» **Provided entries**:
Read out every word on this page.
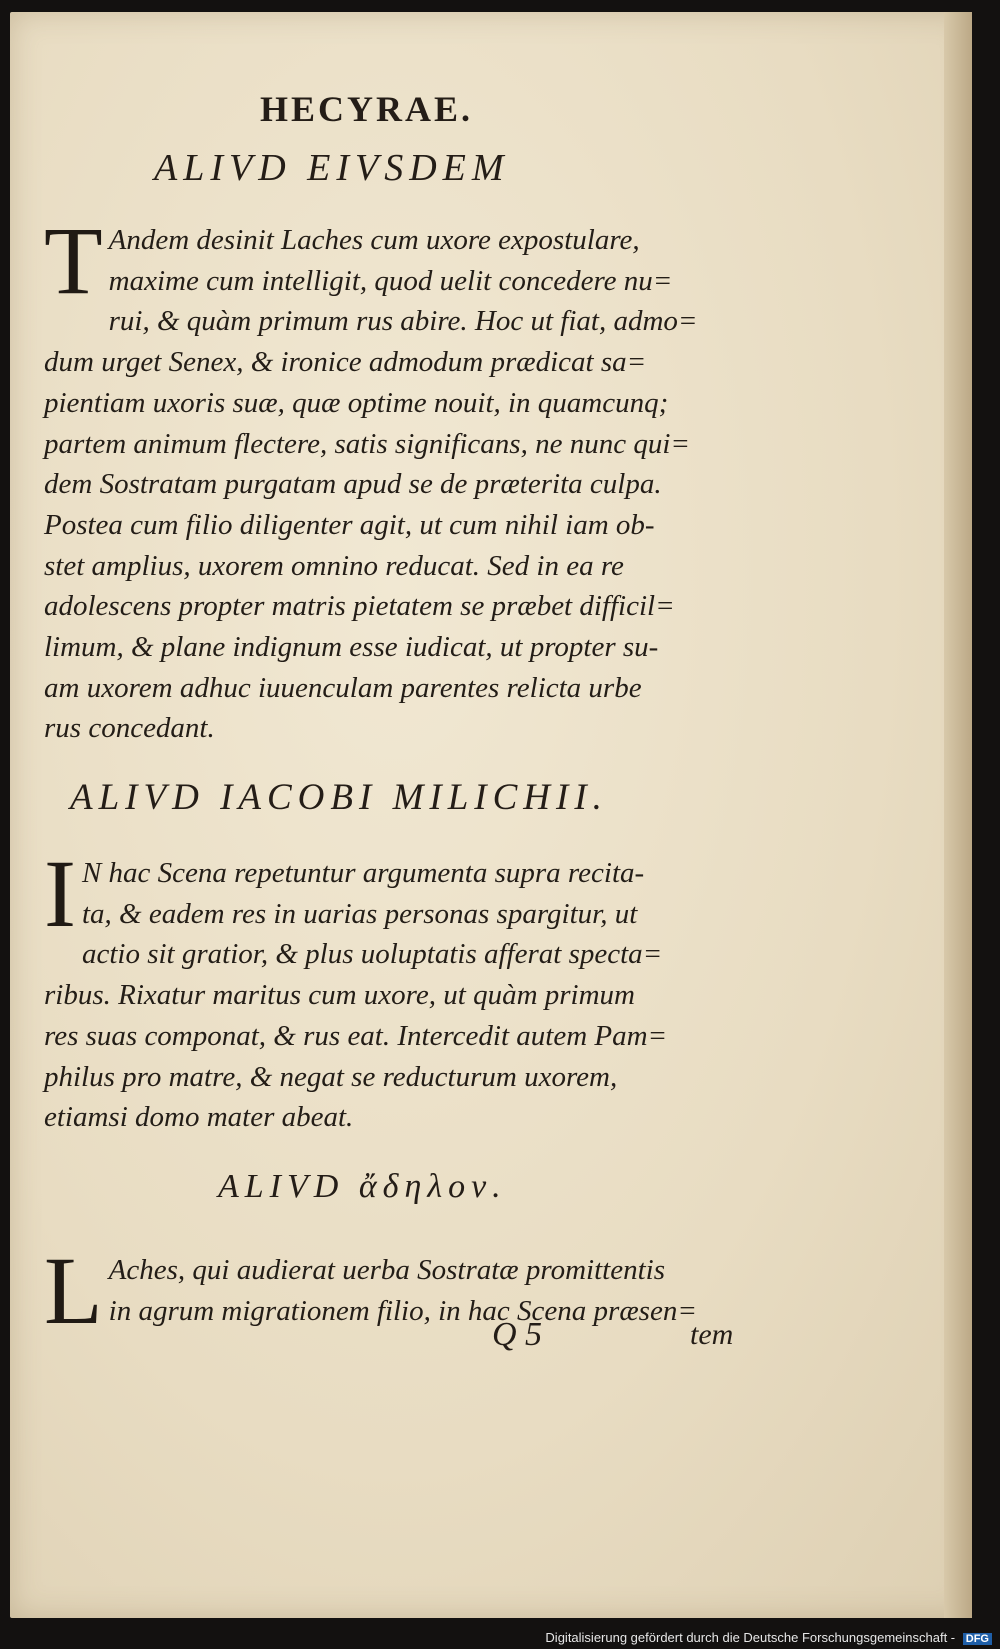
HECYRAE.
ALIVD EIVSDEM
T Andem desinit Laches cum uxore expostulare,
maxime cum intelligit, quod uelit concedere nu=
rui, & quàm primum rus abire. Hoc ut fiat, admo=
dum urget Senex, & ironice admodum prædicat sa=
pientiam uxoris suæ, quæ optime nouit, in quamcunq;
partem animum flectere, satis significans, ne nunc qui=
dem Sostratam purgatam apud se de præterita culpa.
Postea cum filio diligenter agit, ut cum nihil iam ob-
stet amplius, uxorem omnino reducat. Sed in ea re
adolescens propter matris pietatem se præbet difficil=
limum, & plane indignum esse iudicat, ut propter su-
am uxorem adhuc iuuenculam parentes relicta urbe
rus concedant.
ALIVD IACOBI MILICHII.
I N hac Scena repetuntur argumenta supra recita-
ta, & eadem res in uarias personas spargitur, ut
actio sit gratior, & plus uoluptatis afferat specta=
ribus. Rixatur maritus cum uxore, ut quàm primum
res suas componat, & rus eat. Intercedit autem Pam=
philus pro matre, & negat se reducturum uxorem,
etiamsi domo mater abeat.
ALIVD ἄδηλον.
L Aches, qui audierat uerba Sostratæ promittentis
in agrum migrationem filio, in hac Scena præsen=
Q 5	tem
Digitalisierung gefördert durch die Deutsche Forschungsgemeinschaft - DFG
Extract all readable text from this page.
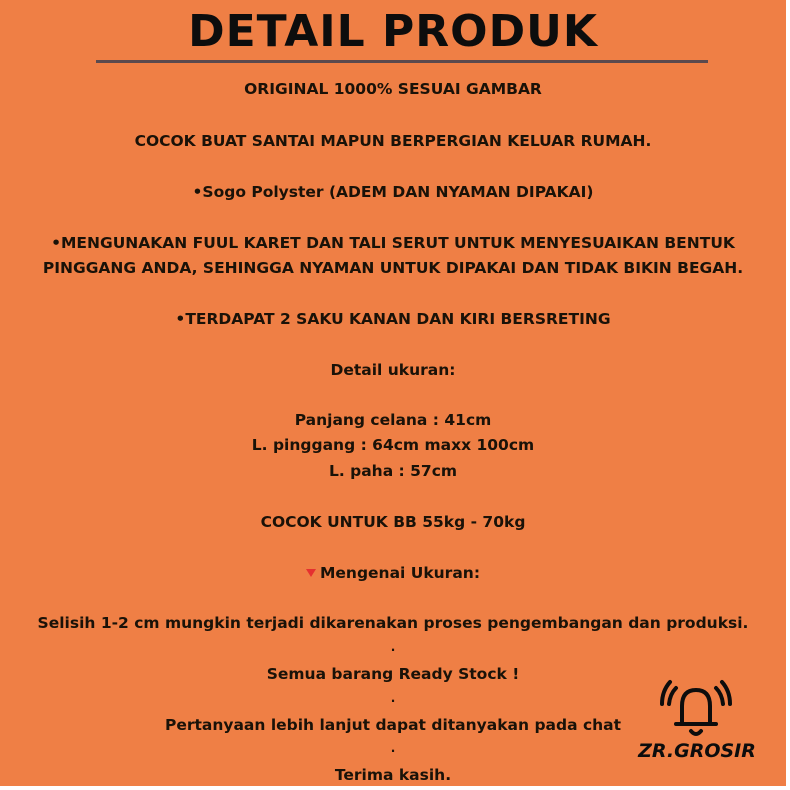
DETAIL PRODUK
ORIGINAL 1000% SESUAI GAMBAR
COCOK BUAT SANTAI MAPUN BERPERGIAN KELUAR RUMAH.
•Sogo Polyster (ADEM DAN NYAMAN DIPAKAI)
•MENGUNAKAN FUUL KARET DAN TALI SERUT UNTUK MENYESUAIKAN BENTUK
PINGGANG ANDA, SEHINGGA NYAMAN UNTUK DIPAKAI DAN TIDAK BIKIN BEGAH.
•TERDAPAT 2 SAKU KANAN DAN KIRI BERSRETING
Detail ukuran:
Panjang celana : 41cm
L. pinggang : 64cm maxx 100cm
L. paha : 57cm
COCOK UNTUK BB 55kg - 70kg
Mengenai Ukuran:
Selisih 1-2 cm mungkin terjadi dikarenakan proses pengembangan dan produksi.
.
Semua barang Ready Stock !
.
Pertanyaan lebih lanjut dapat ditanyakan pada chat
.
Terima kasih.
ZR.GROSIR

» **Exercise prompt**: Set every line down exactly as written, leaving each picture out.

» **Solved exercise**:
Read out every word on this page.
HECYRAE.
ALIVD EIVSDEM
T Andem desinit Laches cum uxore expostulare,
maxime cum intelligit, quod uelit concedere nu=
rui, & quàm primum rus abire. Hoc ut fiat, admo=
dum urget Senex, & ironice admodum prædicat sa=
pientiam uxoris suæ, quæ optime nouit, in quamcunq;
partem animum flectere, satis significans, ne nunc qui=
dem Sostratam purgatam apud se de præterita culpa.
Postea cum filio diligenter agit, ut cum nihil iam ob-
stet amplius, uxorem omnino reducat. Sed in ea re
adolescens propter matris pietatem se præbet difficil=
limum, & plane indignum esse iudicat, ut propter su-
am uxorem adhuc iuuenculam parentes relicta urbe
rus concedant.
ALIVD IACOBI MILICHII.
I N hac Scena repetuntur argumenta supra recita-
ta, & eadem res in uarias personas spargitur, ut
actio sit gratior, & plus uoluptatis afferat specta=
ribus. Rixatur maritus cum uxore, ut quàm primum
res suas componat, & rus eat. Intercedit autem Pam=
philus pro matre, & negat se reducturum uxorem,
etiamsi domo mater abeat.
ALIVD ἄδηλον.
L Aches, qui audierat uerba Sostratæ promittentis
in agrum migrationem filio, in hac Scena præsen=
Q 5	tem
Digitalisierung gefördert durch die Deutsche Forschungsgemeinschaft - DFG
Extract all readable text from this page.
DETAIL PRODUK
ORIGINAL 1000% SESUAI GAMBAR
COCOK BUAT SANTAI MAPUN BERPERGIAN KELUAR RUMAH.
•Sogo Polyster (ADEM DAN NYAMAN DIPAKAI)
•MENGUNAKAN FUUL KARET DAN TALI SERUT UNTUK MENYESUAIKAN BENTUK
PINGGANG ANDA, SEHINGGA NYAMAN UNTUK DIPAKAI DAN TIDAK BIKIN BEGAH.
•TERDAPAT 2 SAKU KANAN DAN KIRI BERSRETING
Detail ukuran:
Panjang celana : 41cm
L. pinggang : 64cm maxx 100cm
L. paha : 57cm
COCOK UNTUK BB 55kg - 70kg
Mengenai Ukuran:
Selisih 1-2 cm mungkin terjadi dikarenakan proses pengembangan dan produksi.
.
Semua barang Ready Stock !
.
Pertanyaan lebih lanjut dapat ditanyakan pada chat
.
Terima kasih.
ZR.GROSIR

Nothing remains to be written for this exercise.